**Set problem**
Extract each line from the entries below that has the string "post" in it.

↓↓↓

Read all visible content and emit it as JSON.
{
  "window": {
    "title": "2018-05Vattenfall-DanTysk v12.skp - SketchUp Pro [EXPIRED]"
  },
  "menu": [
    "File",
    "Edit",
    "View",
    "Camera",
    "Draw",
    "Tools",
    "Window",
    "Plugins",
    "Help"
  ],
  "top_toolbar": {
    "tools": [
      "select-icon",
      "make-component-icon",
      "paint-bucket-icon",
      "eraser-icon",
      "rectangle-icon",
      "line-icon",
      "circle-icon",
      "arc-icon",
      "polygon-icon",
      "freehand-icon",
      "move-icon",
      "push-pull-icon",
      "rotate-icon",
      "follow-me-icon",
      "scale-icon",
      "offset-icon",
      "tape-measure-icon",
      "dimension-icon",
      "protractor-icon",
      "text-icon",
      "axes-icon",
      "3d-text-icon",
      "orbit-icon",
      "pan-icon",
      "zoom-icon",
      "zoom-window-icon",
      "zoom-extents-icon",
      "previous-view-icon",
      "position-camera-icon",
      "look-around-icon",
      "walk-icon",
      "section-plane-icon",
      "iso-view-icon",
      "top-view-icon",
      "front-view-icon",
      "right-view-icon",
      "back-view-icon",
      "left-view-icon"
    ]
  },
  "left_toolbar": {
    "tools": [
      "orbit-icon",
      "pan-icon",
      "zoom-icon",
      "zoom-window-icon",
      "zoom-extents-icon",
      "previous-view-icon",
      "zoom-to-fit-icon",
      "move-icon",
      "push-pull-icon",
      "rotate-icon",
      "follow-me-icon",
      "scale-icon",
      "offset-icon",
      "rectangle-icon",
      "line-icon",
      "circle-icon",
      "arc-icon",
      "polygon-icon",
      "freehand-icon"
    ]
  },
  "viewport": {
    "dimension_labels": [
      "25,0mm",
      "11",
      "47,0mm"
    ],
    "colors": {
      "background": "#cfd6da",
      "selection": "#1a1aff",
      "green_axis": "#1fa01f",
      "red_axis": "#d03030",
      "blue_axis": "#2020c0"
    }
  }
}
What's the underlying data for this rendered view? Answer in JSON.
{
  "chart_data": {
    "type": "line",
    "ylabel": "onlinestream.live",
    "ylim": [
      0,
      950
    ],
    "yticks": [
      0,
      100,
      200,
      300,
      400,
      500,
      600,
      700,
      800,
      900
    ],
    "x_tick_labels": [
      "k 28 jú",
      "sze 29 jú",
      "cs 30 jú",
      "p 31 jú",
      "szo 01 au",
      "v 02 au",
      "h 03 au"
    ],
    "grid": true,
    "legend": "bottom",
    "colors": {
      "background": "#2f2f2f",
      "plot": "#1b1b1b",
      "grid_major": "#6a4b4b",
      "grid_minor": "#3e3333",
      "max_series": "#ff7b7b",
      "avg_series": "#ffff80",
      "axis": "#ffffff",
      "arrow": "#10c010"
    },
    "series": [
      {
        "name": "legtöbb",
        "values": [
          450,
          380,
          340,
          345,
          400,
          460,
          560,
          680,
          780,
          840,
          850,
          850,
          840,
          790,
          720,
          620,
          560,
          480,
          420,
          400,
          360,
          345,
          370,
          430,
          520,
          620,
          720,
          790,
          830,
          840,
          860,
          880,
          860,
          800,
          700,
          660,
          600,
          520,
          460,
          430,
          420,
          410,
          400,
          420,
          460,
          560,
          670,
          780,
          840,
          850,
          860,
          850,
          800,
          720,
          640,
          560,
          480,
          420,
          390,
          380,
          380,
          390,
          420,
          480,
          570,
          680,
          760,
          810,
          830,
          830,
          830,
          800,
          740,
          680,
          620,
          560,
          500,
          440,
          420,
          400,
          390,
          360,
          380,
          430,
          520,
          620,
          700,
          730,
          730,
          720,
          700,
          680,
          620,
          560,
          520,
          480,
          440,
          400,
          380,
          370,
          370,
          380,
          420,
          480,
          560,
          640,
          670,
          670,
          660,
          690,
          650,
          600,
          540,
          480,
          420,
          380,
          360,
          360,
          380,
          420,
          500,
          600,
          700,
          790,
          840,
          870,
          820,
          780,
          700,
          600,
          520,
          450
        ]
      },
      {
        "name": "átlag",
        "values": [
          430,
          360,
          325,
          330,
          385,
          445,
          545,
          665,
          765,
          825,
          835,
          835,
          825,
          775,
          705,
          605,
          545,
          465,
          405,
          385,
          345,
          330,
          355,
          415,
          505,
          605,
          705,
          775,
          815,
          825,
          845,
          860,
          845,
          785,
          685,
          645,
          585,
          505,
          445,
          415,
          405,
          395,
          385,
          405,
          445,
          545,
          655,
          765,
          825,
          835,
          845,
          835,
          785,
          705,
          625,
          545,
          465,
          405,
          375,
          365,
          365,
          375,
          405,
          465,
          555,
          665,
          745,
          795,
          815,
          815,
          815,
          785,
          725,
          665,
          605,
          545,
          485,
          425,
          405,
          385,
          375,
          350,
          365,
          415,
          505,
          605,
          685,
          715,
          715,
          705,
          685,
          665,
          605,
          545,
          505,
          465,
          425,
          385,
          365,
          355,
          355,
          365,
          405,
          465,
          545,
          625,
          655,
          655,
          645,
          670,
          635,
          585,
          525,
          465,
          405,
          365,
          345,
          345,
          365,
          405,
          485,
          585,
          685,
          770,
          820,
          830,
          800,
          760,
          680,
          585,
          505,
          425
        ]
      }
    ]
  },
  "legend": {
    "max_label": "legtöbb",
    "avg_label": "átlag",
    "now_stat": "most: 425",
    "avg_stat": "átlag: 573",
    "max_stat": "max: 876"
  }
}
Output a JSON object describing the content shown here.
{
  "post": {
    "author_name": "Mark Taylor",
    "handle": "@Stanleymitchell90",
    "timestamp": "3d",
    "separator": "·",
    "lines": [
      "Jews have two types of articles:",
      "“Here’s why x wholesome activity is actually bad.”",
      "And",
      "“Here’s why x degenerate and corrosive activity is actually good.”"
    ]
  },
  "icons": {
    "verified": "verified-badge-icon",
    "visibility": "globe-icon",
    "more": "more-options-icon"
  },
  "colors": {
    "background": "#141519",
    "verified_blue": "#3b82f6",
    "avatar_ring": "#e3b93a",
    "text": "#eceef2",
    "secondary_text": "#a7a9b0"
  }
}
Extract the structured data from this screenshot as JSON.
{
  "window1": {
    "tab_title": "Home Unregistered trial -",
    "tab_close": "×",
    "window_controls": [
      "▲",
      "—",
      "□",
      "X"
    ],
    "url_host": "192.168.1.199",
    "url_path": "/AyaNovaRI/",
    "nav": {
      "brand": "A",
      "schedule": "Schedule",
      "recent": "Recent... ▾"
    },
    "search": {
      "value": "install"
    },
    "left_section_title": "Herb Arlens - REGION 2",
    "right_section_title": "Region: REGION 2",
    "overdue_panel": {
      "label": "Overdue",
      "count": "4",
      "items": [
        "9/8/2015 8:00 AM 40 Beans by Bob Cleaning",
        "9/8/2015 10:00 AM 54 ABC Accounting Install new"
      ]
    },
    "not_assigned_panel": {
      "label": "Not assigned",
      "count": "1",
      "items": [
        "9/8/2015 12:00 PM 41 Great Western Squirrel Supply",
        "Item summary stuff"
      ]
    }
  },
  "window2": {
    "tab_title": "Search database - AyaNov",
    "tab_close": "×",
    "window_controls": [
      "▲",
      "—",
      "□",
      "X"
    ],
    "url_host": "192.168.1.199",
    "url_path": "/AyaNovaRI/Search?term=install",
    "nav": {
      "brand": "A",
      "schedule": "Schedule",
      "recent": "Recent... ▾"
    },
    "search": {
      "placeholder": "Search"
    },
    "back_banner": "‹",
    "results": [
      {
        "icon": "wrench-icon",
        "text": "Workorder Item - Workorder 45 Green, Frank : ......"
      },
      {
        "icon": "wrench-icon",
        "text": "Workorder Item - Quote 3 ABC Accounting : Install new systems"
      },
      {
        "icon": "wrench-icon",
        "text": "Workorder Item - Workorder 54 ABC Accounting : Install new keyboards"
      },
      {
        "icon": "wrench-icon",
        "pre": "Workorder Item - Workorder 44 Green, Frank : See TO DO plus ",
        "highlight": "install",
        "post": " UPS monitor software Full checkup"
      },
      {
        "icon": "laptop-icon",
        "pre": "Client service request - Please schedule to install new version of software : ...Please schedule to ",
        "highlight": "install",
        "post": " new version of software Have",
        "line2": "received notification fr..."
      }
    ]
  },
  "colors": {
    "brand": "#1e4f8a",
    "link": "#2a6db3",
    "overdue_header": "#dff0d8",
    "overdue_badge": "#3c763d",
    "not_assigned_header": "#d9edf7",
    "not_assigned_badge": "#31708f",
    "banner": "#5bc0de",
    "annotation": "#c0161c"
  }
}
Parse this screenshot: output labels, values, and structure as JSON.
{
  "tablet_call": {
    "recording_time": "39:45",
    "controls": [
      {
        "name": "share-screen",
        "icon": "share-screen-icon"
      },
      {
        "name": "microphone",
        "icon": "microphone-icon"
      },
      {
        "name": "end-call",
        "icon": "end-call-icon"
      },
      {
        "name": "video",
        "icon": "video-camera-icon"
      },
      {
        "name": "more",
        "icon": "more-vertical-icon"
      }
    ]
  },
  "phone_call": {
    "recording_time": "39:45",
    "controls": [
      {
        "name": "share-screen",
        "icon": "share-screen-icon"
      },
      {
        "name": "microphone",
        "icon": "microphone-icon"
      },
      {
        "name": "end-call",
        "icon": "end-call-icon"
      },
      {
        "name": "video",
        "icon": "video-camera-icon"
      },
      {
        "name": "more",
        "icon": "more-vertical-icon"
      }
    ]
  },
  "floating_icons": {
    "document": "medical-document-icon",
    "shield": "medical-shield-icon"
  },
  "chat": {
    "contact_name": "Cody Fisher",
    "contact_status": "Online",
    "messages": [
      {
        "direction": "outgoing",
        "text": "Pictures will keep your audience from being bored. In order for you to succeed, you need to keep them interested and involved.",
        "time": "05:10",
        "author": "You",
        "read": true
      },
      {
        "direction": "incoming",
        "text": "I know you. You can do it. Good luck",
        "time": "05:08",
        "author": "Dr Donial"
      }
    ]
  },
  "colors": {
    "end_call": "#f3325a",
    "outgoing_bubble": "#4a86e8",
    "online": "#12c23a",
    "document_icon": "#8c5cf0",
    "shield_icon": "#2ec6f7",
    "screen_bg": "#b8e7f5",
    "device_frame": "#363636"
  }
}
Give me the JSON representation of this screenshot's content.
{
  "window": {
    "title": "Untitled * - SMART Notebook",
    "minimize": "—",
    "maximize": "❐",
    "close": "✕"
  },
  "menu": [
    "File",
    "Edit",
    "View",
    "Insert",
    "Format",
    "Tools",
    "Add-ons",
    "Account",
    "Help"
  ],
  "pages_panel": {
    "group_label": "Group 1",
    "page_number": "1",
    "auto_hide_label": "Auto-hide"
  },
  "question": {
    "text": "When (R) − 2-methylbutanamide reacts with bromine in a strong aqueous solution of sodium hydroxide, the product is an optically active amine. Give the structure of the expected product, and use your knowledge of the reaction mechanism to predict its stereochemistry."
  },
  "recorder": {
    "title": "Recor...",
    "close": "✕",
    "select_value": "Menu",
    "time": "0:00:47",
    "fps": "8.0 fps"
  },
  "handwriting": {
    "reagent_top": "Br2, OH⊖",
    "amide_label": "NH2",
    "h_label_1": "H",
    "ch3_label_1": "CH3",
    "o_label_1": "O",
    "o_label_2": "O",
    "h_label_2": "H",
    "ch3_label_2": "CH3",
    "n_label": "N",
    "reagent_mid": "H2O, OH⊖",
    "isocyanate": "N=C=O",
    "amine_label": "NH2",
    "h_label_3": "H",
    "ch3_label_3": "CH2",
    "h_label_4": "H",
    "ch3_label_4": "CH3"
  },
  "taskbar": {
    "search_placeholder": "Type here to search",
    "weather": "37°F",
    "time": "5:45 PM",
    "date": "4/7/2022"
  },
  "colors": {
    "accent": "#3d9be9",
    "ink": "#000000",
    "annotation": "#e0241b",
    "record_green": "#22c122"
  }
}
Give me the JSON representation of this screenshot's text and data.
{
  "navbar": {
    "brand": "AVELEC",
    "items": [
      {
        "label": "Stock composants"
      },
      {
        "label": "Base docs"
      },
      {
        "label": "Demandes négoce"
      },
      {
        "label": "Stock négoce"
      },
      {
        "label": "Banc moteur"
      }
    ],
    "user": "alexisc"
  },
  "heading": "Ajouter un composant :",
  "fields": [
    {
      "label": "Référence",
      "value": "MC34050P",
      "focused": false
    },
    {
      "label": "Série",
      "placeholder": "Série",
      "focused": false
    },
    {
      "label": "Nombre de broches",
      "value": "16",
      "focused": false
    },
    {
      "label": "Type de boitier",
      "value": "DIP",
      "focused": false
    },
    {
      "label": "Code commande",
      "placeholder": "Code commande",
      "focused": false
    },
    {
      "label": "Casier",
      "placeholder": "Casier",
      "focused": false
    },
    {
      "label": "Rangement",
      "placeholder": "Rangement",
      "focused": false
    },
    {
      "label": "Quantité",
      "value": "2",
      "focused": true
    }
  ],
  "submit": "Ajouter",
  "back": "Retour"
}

↑↑↑

**Worked solution**
  "post": {
        "post": " UPS monitor software Full checkup"
        "post": " new version of software Have",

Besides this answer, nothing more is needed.